§ **Work required**
Rewrite the lines of all the records below, swapping each occurrence of "Advanced sharing settings" for "Advanced network settings" and leaving everything else as it is.

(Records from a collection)
◆ ◆ ◆ ◆
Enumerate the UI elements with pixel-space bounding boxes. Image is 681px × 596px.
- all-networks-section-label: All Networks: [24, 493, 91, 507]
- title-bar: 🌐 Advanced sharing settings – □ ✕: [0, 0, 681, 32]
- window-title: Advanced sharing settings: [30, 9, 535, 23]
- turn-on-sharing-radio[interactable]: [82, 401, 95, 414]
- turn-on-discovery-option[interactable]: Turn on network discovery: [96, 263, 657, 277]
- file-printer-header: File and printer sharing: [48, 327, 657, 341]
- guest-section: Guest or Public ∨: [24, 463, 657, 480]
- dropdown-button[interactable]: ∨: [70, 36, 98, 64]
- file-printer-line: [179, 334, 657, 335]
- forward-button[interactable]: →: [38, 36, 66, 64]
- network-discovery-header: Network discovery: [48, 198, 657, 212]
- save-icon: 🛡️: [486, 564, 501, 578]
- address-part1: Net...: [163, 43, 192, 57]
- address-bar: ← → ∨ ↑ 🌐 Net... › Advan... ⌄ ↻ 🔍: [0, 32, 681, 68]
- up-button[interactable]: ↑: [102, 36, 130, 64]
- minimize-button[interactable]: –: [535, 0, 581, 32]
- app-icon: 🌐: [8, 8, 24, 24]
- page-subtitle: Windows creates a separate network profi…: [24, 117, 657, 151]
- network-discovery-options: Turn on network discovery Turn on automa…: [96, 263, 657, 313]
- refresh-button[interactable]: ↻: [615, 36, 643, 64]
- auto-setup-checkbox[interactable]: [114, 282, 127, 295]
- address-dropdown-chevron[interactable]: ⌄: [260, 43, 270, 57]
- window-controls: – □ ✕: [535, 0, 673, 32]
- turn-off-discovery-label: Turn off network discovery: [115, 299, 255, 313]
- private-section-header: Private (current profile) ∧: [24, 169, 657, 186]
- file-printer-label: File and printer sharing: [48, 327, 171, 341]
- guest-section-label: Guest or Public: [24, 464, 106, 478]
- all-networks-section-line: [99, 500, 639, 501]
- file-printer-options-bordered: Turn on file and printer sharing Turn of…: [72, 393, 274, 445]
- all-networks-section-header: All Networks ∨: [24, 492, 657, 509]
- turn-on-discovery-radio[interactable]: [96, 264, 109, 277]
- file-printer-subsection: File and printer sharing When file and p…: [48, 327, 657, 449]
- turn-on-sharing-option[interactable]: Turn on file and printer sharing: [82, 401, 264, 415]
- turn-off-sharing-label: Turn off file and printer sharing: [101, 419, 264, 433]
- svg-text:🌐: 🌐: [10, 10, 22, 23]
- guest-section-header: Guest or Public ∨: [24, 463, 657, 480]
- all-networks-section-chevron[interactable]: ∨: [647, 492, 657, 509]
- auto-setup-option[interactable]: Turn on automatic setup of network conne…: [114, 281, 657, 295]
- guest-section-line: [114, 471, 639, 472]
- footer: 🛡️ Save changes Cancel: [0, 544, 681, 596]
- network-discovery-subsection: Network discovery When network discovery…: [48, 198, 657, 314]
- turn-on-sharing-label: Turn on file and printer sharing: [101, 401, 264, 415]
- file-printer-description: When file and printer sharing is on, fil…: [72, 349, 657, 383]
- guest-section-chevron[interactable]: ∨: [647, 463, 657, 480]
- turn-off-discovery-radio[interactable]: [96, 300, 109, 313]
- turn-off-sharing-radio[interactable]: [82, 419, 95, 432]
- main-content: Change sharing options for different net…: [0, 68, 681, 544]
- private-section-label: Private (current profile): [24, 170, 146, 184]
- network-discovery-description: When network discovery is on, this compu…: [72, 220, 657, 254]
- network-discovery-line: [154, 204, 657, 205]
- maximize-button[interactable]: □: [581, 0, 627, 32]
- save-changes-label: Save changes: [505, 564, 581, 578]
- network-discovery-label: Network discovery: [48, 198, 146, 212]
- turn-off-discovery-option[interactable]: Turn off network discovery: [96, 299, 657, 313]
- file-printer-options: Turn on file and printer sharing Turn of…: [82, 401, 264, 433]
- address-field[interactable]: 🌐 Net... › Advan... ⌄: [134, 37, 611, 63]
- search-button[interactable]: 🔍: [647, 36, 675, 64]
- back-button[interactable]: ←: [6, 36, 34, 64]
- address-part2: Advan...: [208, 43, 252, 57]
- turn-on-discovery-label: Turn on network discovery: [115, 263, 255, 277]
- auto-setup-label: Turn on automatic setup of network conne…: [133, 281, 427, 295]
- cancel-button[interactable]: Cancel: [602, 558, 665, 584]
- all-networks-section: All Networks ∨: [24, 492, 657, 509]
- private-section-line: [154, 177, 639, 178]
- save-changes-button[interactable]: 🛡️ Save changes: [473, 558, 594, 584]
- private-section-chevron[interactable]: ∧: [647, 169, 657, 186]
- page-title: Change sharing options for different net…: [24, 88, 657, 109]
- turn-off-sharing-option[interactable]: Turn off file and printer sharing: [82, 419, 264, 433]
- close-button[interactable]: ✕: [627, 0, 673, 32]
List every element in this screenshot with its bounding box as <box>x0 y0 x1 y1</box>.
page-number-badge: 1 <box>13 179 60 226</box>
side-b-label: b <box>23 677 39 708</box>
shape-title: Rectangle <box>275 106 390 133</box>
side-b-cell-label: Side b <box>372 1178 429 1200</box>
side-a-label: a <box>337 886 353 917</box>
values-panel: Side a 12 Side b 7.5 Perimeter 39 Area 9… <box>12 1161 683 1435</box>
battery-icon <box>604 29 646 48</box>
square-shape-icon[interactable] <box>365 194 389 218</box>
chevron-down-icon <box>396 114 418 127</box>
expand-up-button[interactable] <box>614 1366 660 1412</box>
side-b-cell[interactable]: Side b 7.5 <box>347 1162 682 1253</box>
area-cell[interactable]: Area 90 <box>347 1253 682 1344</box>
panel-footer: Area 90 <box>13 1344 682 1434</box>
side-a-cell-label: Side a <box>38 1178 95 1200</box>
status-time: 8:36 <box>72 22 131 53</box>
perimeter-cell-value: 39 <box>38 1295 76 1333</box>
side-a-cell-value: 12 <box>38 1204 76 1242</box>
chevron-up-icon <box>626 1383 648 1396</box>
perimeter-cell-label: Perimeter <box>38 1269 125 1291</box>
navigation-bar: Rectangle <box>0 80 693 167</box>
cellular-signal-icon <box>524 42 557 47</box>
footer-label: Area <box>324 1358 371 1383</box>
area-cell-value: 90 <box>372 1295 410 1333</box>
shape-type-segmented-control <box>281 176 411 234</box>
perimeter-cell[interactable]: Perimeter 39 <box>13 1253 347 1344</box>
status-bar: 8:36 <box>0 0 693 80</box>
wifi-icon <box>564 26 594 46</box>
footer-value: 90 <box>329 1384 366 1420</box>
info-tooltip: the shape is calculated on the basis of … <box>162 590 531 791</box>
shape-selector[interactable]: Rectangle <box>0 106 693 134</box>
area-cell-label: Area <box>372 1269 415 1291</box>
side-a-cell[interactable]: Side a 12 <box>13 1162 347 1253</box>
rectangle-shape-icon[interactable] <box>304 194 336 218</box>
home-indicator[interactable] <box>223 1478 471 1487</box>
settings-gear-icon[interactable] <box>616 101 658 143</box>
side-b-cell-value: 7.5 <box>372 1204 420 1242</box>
◆ ◆ ◆ ◆
§ **Full solution**
Enumerate the UI elements with pixel-space bounding boxes. Image is 681px × 596px.
- all-networks-section-label: All Networks: [24, 493, 91, 507]
- title-bar: 🌐 Advanced network settings – □ ✕: [0, 0, 681, 32]
- window-title: Advanced network settings: [30, 9, 535, 23]
- turn-on-sharing-radio[interactable]: [82, 401, 95, 414]
- turn-on-discovery-option[interactable]: Turn on network discovery: [96, 263, 657, 277]
- file-printer-header: File and printer sharing: [48, 327, 657, 341]
- guest-section: Guest or Public ∨: [24, 463, 657, 480]
- dropdown-button[interactable]: ∨: [70, 36, 98, 64]
- file-printer-line: [179, 334, 657, 335]
- forward-button[interactable]: →: [38, 36, 66, 64]
- network-discovery-header: Network discovery: [48, 198, 657, 212]
- save-icon: 🛡️: [486, 564, 501, 578]
- address-part1: Net...: [163, 43, 192, 57]
- address-bar: ← → ∨ ↑ 🌐 Net... › Advan... ⌄ ↻ 🔍: [0, 32, 681, 68]
- up-button[interactable]: ↑: [102, 36, 130, 64]
- minimize-button[interactable]: –: [535, 0, 581, 32]
- app-icon: 🌐: [8, 8, 24, 24]
- page-subtitle: Windows creates a separate network profi…: [24, 117, 657, 151]
- network-discovery-options: Turn on network discovery Turn on automa…: [96, 263, 657, 313]
- refresh-button[interactable]: ↻: [615, 36, 643, 64]
- auto-setup-checkbox[interactable]: [114, 282, 127, 295]
- address-dropdown-chevron[interactable]: ⌄: [260, 43, 270, 57]
- window-controls: – □ ✕: [535, 0, 673, 32]
- turn-off-discovery-label: Turn off network discovery: [115, 299, 255, 313]
- private-section-header: Private (current profile) ∧: [24, 169, 657, 186]
- file-printer-label: File and printer sharing: [48, 327, 171, 341]
- guest-section-label: Guest or Public: [24, 464, 106, 478]
- all-networks-section-line: [99, 500, 639, 501]
- file-printer-options-bordered: Turn on file and printer sharing Turn of…: [72, 393, 274, 445]
- all-networks-section-header: All Networks ∨: [24, 492, 657, 509]
- turn-on-discovery-radio[interactable]: [96, 264, 109, 277]
- file-printer-subsection: File and printer sharing When file and p…: [48, 327, 657, 449]
- turn-on-sharing-option[interactable]: Turn on file and printer sharing: [82, 401, 264, 415]
- turn-off-sharing-label: Turn off file and printer sharing: [101, 419, 264, 433]
- svg-text:🌐: 🌐: [10, 10, 22, 23]
- guest-section-header: Guest or Public ∨: [24, 463, 657, 480]
- all-networks-section-chevron[interactable]: ∨: [647, 492, 657, 509]
- auto-setup-option[interactable]: Turn on automatic setup of network conne…: [114, 281, 657, 295]
- guest-section-line: [114, 471, 639, 472]
- footer: 🛡️ Save changes Cancel: [0, 544, 681, 596]
- network-discovery-subsection: Network discovery When network discovery…: [48, 198, 657, 314]
- turn-on-sharing-label: Turn on file and printer sharing: [101, 401, 264, 415]
- file-printer-description: When file and printer sharing is on, fil…: [72, 349, 657, 383]
- guest-section-chevron[interactable]: ∨: [647, 463, 657, 480]
- turn-off-discovery-radio[interactable]: [96, 300, 109, 313]
- turn-off-sharing-radio[interactable]: [82, 419, 95, 432]
- main-content: Change sharing options for different net…: [0, 68, 681, 544]
- private-section-label: Private (current profile): [24, 170, 146, 184]
- network-discovery-description: When network discovery is on, this compu…: [72, 220, 657, 254]
- network-discovery-line: [154, 204, 657, 205]
- maximize-button[interactable]: □: [581, 0, 627, 32]
- save-changes-label: Save changes: [505, 564, 581, 578]
- network-discovery-label: Network discovery: [48, 198, 146, 212]
- turn-off-discovery-option[interactable]: Turn off network discovery: [96, 299, 657, 313]
- file-printer-options: Turn on file and printer sharing Turn of…: [82, 401, 264, 433]
- address-field[interactable]: 🌐 Net... › Advan... ⌄: [134, 37, 611, 63]
- search-button[interactable]: 🔍: [647, 36, 675, 64]
- back-button[interactable]: ←: [6, 36, 34, 64]
- address-part2: Advan...: [208, 43, 252, 57]
- turn-on-discovery-label: Turn on network discovery: [115, 263, 255, 277]
- auto-setup-label: Turn on automatic setup of network conne…: [133, 281, 427, 295]
- cancel-button[interactable]: Cancel: [602, 558, 665, 584]
- all-networks-section: All Networks ∨: [24, 492, 657, 509]
- private-section-line: [154, 177, 639, 178]
- save-changes-button[interactable]: 🛡️ Save changes: [473, 558, 594, 584]
- private-section-chevron[interactable]: ∧: [647, 169, 657, 186]
- page-title: Change sharing options for different net…: [24, 88, 657, 109]
- turn-off-sharing-option[interactable]: Turn off file and printer sharing: [82, 419, 264, 433]
- close-button[interactable]: ✕: [627, 0, 673, 32]
List every element in this screenshot with its bounding box as <box>x0 y0 x1 y1</box>.
page-number-badge: 1 <box>13 179 60 226</box>
side-b-label: b <box>23 677 39 708</box>
shape-title: Rectangle <box>275 106 390 133</box>
side-b-cell-label: Side b <box>372 1178 429 1200</box>
side-a-label: a <box>337 886 353 917</box>
values-panel: Side a 12 Side b 7.5 Perimeter 39 Area 9… <box>12 1161 683 1435</box>
battery-icon <box>604 29 646 48</box>
square-shape-icon[interactable] <box>365 194 389 218</box>
chevron-down-icon <box>396 114 418 127</box>
expand-up-button[interactable] <box>614 1366 660 1412</box>
side-b-cell[interactable]: Side b 7.5 <box>347 1162 682 1253</box>
area-cell[interactable]: Area 90 <box>347 1253 682 1344</box>
panel-footer: Area 90 <box>13 1344 682 1434</box>
side-a-cell-label: Side a <box>38 1178 95 1200</box>
status-time: 8:36 <box>72 22 131 53</box>
perimeter-cell-value: 39 <box>38 1295 76 1333</box>
side-a-cell-value: 12 <box>38 1204 76 1242</box>
chevron-up-icon <box>626 1383 648 1396</box>
perimeter-cell-label: Perimeter <box>38 1269 125 1291</box>
navigation-bar: Rectangle <box>0 80 693 167</box>
cellular-signal-icon <box>524 42 557 47</box>
footer-label: Area <box>324 1358 371 1383</box>
area-cell-value: 90 <box>372 1295 410 1333</box>
shape-type-segmented-control <box>281 176 411 234</box>
perimeter-cell[interactable]: Perimeter 39 <box>13 1253 347 1344</box>
status-bar: 8:36 <box>0 0 693 80</box>
wifi-icon <box>564 26 594 46</box>
footer-value: 90 <box>329 1384 366 1420</box>
info-tooltip: the shape is calculated on the basis of … <box>162 590 531 791</box>
shape-selector[interactable]: Rectangle <box>0 106 693 134</box>
area-cell-label: Area <box>372 1269 415 1291</box>
side-a-cell[interactable]: Side a 12 <box>13 1162 347 1253</box>
rectangle-shape-icon[interactable] <box>304 194 336 218</box>
home-indicator[interactable] <box>223 1478 471 1487</box>
settings-gear-icon[interactable] <box>616 101 658 143</box>
side-b-cell-value: 7.5 <box>372 1204 420 1242</box>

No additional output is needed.